In the listing below, count the lines containing the string "úterý" and state only the number.

Data records
..............................
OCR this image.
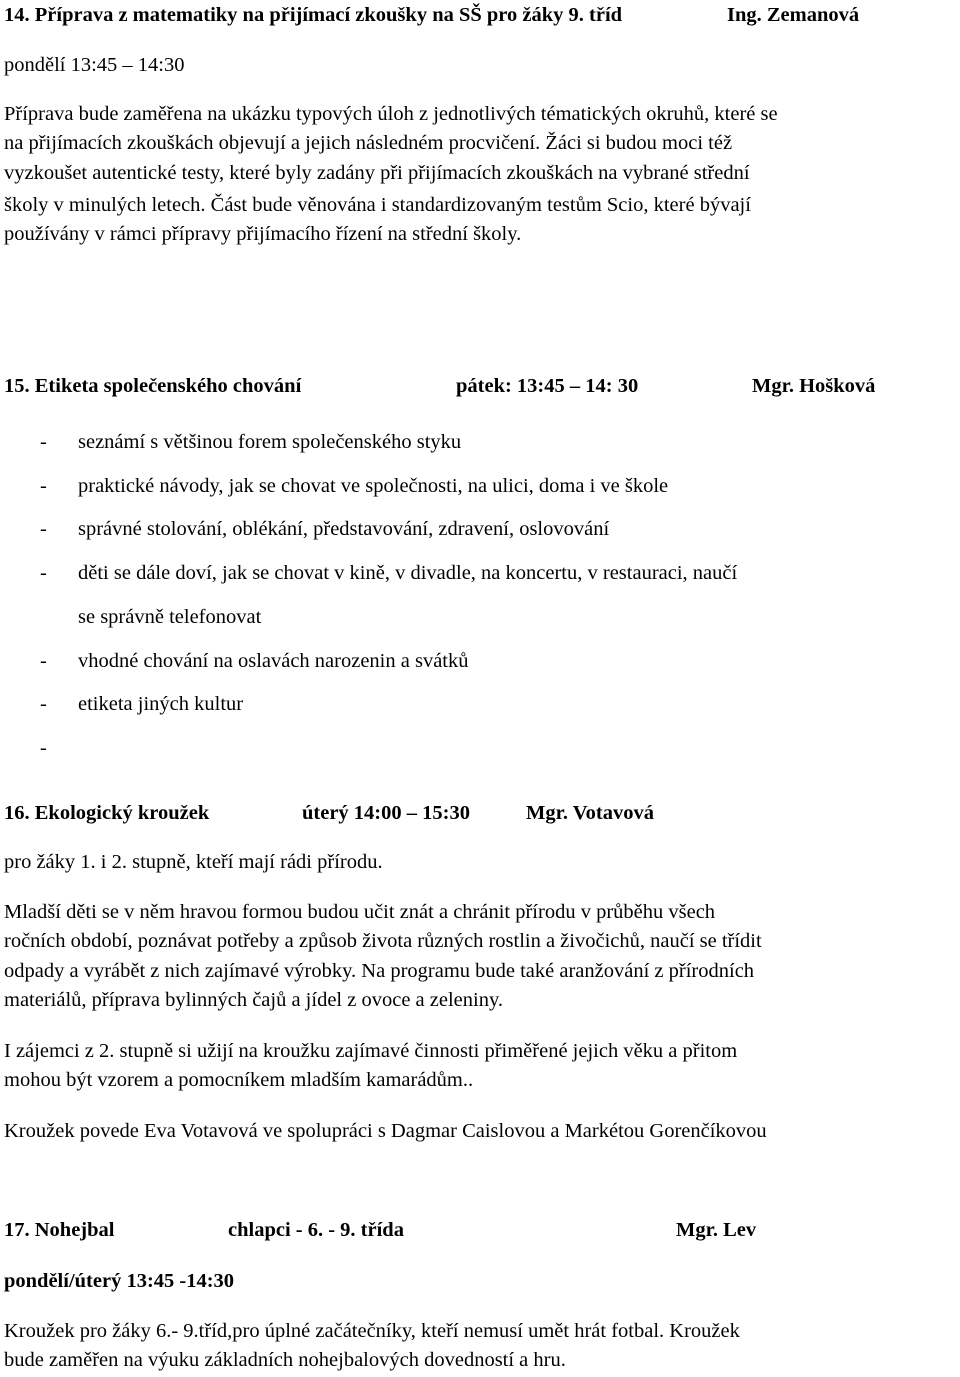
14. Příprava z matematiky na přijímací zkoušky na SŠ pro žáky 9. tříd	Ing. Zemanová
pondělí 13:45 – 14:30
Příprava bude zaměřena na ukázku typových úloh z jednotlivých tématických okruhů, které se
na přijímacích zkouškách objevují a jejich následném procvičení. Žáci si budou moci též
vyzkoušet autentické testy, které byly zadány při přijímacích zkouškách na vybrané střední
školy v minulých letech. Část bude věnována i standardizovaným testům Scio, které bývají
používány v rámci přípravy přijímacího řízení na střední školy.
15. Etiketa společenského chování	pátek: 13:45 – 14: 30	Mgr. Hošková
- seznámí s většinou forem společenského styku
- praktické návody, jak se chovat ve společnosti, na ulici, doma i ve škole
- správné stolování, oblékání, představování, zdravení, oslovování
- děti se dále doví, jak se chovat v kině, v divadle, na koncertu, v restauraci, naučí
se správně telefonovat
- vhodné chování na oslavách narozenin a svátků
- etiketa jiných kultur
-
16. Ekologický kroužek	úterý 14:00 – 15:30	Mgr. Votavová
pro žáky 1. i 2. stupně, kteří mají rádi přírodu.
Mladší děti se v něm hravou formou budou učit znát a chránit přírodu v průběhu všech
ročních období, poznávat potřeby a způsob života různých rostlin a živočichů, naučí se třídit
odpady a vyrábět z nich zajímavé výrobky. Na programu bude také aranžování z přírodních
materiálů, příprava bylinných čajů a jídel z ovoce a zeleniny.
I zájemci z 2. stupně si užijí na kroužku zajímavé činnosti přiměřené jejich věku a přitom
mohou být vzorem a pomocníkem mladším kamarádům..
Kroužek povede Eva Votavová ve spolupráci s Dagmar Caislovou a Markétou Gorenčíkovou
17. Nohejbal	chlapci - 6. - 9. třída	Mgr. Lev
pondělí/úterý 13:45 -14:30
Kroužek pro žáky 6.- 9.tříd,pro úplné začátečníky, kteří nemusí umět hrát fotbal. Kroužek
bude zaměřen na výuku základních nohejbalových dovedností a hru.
..............................
COMPLETE OUTPUT:
2